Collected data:
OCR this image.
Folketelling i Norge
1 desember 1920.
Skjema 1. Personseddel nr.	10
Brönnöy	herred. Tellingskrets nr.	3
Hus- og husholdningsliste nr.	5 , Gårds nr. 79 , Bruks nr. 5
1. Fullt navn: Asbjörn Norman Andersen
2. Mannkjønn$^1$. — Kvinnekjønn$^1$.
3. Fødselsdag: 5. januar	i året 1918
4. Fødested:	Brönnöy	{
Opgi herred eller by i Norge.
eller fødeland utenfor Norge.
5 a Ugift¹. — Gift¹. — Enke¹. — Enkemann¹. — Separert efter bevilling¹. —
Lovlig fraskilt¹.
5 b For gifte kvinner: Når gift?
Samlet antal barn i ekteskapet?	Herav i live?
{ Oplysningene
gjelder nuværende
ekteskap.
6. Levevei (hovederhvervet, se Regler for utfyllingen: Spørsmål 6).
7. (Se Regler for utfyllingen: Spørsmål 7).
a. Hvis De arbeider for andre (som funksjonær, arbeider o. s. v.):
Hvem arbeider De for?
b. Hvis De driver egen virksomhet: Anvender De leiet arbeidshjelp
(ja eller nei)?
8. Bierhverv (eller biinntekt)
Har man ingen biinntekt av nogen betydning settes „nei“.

Written task:
List each line holding the string "Regler".

Response to this exercise:
6. Levevei (hovederhvervet, se Regler for utfyllingen: Spørsmål 6).
7. (Se Regler for utfyllingen: Spørsmål 7).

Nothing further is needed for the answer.